INSTRUCTIONS FOR THE TASK:
Return, without any change, the lines below, starting with the first line and going on through the line that contains "y-axis-label: area (%) <box>23".
--- Start ---
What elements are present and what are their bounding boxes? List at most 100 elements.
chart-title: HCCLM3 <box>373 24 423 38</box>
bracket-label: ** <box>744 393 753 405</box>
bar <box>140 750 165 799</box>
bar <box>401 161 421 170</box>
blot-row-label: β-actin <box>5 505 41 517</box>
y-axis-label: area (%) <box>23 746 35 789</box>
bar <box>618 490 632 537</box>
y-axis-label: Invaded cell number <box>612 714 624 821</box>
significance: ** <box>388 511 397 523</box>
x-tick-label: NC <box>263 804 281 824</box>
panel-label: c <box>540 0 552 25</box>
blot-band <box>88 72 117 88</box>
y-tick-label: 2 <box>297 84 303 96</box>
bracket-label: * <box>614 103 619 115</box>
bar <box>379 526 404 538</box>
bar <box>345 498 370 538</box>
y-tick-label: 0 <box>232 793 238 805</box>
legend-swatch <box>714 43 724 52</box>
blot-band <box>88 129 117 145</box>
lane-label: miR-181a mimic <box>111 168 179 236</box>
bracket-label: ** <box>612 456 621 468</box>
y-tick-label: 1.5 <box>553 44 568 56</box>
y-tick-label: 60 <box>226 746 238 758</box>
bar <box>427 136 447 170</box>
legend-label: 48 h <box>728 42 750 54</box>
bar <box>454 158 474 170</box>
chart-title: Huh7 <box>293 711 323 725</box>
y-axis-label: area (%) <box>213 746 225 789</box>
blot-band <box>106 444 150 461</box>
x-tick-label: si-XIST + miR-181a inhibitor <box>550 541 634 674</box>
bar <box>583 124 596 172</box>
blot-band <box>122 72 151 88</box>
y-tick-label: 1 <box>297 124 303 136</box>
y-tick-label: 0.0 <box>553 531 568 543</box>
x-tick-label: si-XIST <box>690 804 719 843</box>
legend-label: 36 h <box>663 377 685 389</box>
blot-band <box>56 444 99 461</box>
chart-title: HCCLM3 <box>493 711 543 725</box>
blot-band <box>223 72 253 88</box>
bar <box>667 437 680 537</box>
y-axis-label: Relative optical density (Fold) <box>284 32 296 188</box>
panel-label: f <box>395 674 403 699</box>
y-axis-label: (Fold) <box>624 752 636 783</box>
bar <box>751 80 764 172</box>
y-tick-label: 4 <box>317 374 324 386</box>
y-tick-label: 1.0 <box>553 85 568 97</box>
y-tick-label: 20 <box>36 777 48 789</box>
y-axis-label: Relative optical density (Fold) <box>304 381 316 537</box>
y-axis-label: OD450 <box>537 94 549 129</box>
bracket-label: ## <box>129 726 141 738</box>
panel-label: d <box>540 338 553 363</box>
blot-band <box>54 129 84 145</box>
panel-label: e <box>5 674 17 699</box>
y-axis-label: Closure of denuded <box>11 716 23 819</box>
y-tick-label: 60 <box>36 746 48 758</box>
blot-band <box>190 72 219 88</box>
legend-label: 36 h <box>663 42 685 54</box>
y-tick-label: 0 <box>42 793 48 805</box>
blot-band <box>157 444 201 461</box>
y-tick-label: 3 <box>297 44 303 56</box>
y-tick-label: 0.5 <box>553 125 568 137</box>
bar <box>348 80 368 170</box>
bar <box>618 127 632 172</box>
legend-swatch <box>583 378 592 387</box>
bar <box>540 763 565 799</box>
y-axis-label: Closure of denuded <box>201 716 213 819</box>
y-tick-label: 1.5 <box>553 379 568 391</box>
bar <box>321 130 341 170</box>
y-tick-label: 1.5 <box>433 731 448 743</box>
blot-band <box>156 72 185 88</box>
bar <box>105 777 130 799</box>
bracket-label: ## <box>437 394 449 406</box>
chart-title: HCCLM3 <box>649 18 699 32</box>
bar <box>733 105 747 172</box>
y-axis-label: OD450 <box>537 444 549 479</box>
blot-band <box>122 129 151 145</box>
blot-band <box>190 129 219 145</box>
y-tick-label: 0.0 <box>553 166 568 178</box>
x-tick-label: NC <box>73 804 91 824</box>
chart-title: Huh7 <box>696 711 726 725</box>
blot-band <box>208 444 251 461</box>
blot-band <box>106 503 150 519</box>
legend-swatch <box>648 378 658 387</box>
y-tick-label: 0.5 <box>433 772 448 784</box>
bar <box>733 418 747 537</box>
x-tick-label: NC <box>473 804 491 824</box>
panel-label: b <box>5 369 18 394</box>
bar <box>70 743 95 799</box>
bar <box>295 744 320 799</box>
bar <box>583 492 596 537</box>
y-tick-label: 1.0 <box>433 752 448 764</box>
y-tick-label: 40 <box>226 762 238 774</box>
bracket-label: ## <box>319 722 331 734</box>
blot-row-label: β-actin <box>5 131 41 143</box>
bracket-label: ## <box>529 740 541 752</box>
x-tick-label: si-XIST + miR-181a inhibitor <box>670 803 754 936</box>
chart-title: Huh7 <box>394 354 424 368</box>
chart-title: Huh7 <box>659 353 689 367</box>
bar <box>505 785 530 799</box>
--- End ---
THE COMPLETED TASK:
What elements are present and what are their bounding boxes? List at most 100 elements.
chart-title: HCCLM3 <box>373 24 423 38</box>
bracket-label: ** <box>744 393 753 405</box>
bar <box>140 750 165 799</box>
bar <box>401 161 421 170</box>
blot-row-label: β-actin <box>5 505 41 517</box>
y-axis-label: area (%) <box>23 746 35 789</box>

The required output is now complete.